_STATED TASK_
Take each line containing "MOTOR" and report it exactly as written.

_RECORDS PROVIDED_
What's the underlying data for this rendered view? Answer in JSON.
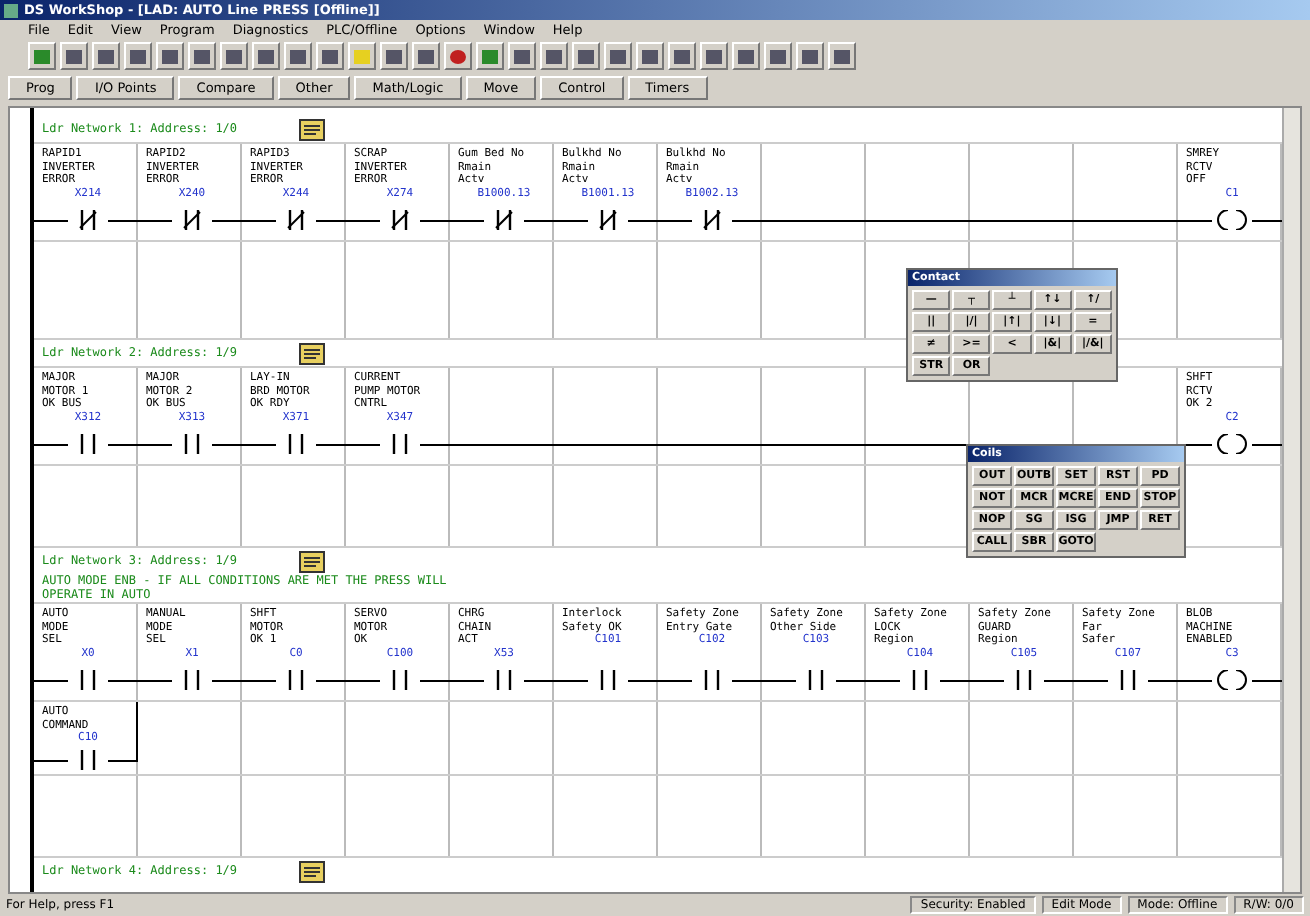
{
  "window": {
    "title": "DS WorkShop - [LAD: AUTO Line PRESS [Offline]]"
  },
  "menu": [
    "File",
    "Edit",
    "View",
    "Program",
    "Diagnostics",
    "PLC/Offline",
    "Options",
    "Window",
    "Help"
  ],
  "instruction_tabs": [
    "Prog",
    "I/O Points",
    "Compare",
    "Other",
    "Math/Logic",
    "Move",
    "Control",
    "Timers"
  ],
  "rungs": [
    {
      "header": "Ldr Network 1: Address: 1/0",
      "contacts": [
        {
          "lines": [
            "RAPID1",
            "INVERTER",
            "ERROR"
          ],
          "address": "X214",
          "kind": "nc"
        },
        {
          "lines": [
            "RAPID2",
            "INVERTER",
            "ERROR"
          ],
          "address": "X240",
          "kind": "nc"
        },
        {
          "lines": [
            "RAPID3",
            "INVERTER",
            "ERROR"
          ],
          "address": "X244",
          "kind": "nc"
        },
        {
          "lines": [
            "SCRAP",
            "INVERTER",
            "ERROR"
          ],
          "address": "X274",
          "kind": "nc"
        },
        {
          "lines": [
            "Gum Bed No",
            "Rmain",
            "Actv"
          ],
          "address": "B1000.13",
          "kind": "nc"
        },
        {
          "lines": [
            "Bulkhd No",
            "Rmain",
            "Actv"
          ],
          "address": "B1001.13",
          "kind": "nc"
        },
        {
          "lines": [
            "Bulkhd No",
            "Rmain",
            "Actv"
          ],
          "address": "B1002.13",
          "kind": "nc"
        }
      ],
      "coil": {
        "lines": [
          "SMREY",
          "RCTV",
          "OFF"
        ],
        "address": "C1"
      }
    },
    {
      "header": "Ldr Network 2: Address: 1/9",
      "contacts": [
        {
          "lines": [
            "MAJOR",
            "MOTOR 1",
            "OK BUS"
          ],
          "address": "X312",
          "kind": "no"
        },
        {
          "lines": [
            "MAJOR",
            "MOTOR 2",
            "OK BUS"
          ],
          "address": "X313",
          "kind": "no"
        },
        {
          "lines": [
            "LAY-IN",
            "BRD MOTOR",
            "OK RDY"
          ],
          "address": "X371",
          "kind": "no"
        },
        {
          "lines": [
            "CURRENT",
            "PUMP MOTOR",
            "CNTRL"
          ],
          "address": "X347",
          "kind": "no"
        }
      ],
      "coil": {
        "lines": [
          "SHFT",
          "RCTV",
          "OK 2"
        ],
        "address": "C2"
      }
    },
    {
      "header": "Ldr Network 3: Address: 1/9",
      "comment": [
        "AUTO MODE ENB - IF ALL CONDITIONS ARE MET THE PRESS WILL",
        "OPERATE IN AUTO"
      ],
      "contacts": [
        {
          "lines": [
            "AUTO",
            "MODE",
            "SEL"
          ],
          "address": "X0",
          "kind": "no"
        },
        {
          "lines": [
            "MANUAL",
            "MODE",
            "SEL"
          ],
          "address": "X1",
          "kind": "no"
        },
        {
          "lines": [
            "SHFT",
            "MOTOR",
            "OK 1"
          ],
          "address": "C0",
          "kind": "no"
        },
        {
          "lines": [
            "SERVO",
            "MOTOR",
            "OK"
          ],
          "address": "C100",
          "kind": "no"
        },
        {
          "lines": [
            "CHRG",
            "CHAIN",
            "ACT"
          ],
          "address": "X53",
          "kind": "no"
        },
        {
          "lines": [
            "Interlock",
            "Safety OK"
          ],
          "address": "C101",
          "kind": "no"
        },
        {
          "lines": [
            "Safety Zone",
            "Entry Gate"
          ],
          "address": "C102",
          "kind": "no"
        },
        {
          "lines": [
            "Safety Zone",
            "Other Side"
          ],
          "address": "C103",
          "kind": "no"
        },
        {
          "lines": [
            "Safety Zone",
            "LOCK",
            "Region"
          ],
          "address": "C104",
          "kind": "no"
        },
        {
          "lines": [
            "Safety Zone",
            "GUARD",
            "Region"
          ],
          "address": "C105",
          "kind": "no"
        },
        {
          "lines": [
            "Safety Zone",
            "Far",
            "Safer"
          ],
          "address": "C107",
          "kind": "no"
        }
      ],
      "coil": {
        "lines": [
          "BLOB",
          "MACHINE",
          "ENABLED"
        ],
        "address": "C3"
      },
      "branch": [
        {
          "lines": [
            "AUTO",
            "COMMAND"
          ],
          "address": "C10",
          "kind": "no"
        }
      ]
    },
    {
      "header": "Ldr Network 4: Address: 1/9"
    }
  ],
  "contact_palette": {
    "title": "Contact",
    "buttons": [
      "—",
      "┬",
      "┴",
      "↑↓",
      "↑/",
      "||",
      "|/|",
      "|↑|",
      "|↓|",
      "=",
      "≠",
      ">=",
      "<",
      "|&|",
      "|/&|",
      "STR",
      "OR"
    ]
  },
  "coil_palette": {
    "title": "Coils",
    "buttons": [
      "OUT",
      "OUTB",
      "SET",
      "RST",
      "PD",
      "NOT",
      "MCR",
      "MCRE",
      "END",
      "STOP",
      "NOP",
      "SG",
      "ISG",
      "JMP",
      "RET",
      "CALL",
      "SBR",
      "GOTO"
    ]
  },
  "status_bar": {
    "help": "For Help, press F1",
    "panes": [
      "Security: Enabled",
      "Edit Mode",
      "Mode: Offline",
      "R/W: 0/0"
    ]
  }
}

_FULL RESPONSE_
            "MOTOR 1",
            "MOTOR 2",
            "BRD MOTOR",
            "PUMP MOTOR",
            "MOTOR",
            "MOTOR",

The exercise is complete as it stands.